## START SUPPLIED ENTRIES

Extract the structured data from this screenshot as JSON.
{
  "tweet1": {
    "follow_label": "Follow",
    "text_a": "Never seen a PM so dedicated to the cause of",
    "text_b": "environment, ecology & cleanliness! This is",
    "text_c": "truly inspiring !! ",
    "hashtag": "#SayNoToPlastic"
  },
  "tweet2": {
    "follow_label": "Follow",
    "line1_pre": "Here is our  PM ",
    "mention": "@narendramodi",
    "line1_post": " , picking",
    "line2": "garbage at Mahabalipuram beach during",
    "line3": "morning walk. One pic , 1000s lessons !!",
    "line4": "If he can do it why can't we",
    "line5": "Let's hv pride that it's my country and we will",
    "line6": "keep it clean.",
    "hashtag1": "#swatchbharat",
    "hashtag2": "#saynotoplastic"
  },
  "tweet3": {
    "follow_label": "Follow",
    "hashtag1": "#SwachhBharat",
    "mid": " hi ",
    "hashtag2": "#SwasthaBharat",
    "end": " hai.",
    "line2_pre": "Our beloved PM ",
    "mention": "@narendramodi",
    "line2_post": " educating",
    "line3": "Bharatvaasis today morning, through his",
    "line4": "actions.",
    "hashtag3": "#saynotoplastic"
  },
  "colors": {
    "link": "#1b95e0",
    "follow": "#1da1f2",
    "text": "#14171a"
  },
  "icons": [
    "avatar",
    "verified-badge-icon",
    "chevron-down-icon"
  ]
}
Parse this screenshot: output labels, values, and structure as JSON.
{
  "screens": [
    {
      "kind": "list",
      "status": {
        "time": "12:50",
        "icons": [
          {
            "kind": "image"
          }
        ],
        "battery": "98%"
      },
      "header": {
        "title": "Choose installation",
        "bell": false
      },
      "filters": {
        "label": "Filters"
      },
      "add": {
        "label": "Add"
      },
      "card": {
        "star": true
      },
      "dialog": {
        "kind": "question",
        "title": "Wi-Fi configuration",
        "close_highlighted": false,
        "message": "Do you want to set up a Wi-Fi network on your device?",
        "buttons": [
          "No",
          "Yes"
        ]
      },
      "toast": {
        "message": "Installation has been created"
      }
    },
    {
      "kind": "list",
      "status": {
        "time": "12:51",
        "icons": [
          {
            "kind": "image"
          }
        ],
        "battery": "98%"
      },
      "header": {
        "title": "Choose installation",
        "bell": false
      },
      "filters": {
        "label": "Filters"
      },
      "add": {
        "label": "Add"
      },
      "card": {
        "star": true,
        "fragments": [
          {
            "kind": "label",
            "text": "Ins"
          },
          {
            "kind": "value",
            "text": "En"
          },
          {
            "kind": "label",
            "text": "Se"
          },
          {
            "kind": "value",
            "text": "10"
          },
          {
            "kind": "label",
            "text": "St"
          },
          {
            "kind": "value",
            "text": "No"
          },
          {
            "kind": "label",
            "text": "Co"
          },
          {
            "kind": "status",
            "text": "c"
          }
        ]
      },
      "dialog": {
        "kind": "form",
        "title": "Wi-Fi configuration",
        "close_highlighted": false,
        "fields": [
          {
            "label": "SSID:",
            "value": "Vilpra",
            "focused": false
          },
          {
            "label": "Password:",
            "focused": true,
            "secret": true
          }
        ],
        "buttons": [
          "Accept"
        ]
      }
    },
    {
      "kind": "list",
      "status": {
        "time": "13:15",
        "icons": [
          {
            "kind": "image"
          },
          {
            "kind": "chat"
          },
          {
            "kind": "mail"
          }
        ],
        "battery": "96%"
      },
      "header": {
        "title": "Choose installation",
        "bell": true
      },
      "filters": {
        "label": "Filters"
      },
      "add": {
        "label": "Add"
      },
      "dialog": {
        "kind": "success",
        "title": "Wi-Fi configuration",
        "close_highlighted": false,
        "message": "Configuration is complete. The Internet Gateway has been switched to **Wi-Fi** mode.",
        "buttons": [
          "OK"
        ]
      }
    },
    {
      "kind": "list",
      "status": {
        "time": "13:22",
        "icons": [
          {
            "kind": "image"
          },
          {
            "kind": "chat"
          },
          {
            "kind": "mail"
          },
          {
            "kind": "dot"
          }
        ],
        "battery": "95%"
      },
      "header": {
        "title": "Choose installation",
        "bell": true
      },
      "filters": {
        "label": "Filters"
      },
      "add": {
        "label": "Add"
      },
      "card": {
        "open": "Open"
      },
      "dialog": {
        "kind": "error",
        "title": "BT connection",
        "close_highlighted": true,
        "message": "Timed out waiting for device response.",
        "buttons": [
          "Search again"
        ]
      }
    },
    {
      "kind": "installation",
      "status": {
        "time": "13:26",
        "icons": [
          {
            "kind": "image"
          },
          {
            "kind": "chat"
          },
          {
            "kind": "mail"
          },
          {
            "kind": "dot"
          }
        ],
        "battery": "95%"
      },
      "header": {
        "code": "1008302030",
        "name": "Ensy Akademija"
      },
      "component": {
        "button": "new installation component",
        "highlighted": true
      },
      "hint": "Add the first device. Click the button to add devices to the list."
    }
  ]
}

## END SUPPLIED ENTRIES

PROMPT:
Reproduce all of the material above word for word.

EXPECTED ANSWER:
Extract the structured data from this screenshot as JSON.
{
  "tweet1": {
    "follow_label": "Follow",
    "text_a": "Never seen a PM so dedicated to the cause of",
    "text_b": "environment, ecology & cleanliness! This is",
    "text_c": "truly inspiring !! ",
    "hashtag": "#SayNoToPlastic"
  },
  "tweet2": {
    "follow_label": "Follow",
    "line1_pre": "Here is our  PM ",
    "mention": "@narendramodi",
    "line1_post": " , picking",
    "line2": "garbage at Mahabalipuram beach during",
    "line3": "morning walk. One pic , 1000s lessons !!",
    "line4": "If he can do it why can't we",
    "line5": "Let's hv pride that it's my country and we will",
    "line6": "keep it clean.",
    "hashtag1": "#swatchbharat",
    "hashtag2": "#saynotoplastic"
  },
  "tweet3": {
    "follow_label": "Follow",
    "hashtag1": "#SwachhBharat",
    "mid": " hi ",
    "hashtag2": "#SwasthaBharat",
    "end": " hai.",
    "line2_pre": "Our beloved PM ",
    "mention": "@narendramodi",
    "line2_post": " educating",
    "line3": "Bharatvaasis today morning, through his",
    "line4": "actions.",
    "hashtag3": "#saynotoplastic"
  },
  "colors": {
    "link": "#1b95e0",
    "follow": "#1da1f2",
    "text": "#14171a"
  },
  "icons": [
    "avatar",
    "verified-badge-icon",
    "chevron-down-icon"
  ]
}
Parse this screenshot: output labels, values, and structure as JSON.
{
  "screens": [
    {
      "kind": "list",
      "status": {
        "time": "12:50",
        "icons": [
          {
            "kind": "image"
          }
        ],
        "battery": "98%"
      },
      "header": {
        "title": "Choose installation",
        "bell": false
      },
      "filters": {
        "label": "Filters"
      },
      "add": {
        "label": "Add"
      },
      "card": {
        "star": true
      },
      "dialog": {
        "kind": "question",
        "title": "Wi-Fi configuration",
        "close_highlighted": false,
        "message": "Do you want to set up a Wi-Fi network on your device?",
        "buttons": [
          "No",
          "Yes"
        ]
      },
      "toast": {
        "message": "Installation has been created"
      }
    },
    {
      "kind": "list",
      "status": {
        "time": "12:51",
        "icons": [
          {
            "kind": "image"
          }
        ],
        "battery": "98%"
      },
      "header": {
        "title": "Choose installation",
        "bell": false
      },
      "filters": {
        "label": "Filters"
      },
      "add": {
        "label": "Add"
      },
      "card": {
        "star": true,
        "fragments": [
          {
            "kind": "label",
            "text": "Ins"
          },
          {
            "kind": "value",
            "text": "En"
          },
          {
            "kind": "label",
            "text": "Se"
          },
          {
            "kind": "value",
            "text": "10"
          },
          {
            "kind": "label",
            "text": "St"
          },
          {
            "kind": "value",
            "text": "No"
          },
          {
            "kind": "label",
            "text": "Co"
          },
          {
            "kind": "status",
            "text": "c"
          }
        ]
      },
      "dialog": {
        "kind": "form",
        "title": "Wi-Fi configuration",
        "close_highlighted": false,
        "fields": [
          {
            "label": "SSID:",
            "value": "Vilpra",
            "focused": false
          },
          {
            "label": "Password:",
            "focused": true,
            "secret": true
          }
        ],
        "buttons": [
          "Accept"
        ]
      }
    },
    {
      "kind": "list",
      "status": {
        "time": "13:15",
        "icons": [
          {
            "kind": "image"
          },
          {
            "kind": "chat"
          },
          {
            "kind": "mail"
          }
        ],
        "battery": "96%"
      },
      "header": {
        "title": "Choose installation",
        "bell": true
      },
      "filters": {
        "label": "Filters"
      },
      "add": {
        "label": "Add"
      },
      "dialog": {
        "kind": "success",
        "title": "Wi-Fi configuration",
        "close_highlighted": false,
        "message": "Configuration is complete. The Internet Gateway has been switched to **Wi-Fi** mode.",
        "buttons": [
          "OK"
        ]
      }
    },
    {
      "kind": "list",
      "status": {
        "time": "13:22",
        "icons": [
          {
            "kind": "image"
          },
          {
            "kind": "chat"
          },
          {
            "kind": "mail"
          },
          {
            "kind": "dot"
          }
        ],
        "battery": "95%"
      },
      "header": {
        "title": "Choose installation",
        "bell": true
      },
      "filters": {
        "label": "Filters"
      },
      "add": {
        "label": "Add"
      },
      "card": {
        "open": "Open"
      },
      "dialog": {
        "kind": "error",
        "title": "BT connection",
        "close_highlighted": true,
        "message": "Timed out waiting for device response.",
        "buttons": [
          "Search again"
        ]
      }
    },
    {
      "kind": "installation",
      "status": {
        "time": "13:26",
        "icons": [
          {
            "kind": "image"
          },
          {
            "kind": "chat"
          },
          {
            "kind": "mail"
          },
          {
            "kind": "dot"
          }
        ],
        "battery": "95%"
      },
      "header": {
        "code": "1008302030",
        "name": "Ensy Akademija"
      },
      "component": {
        "button": "new installation component",
        "highlighted": true
      },
      "hint": "Add the first device. Click the button to add devices to the list."
    }
  ]
}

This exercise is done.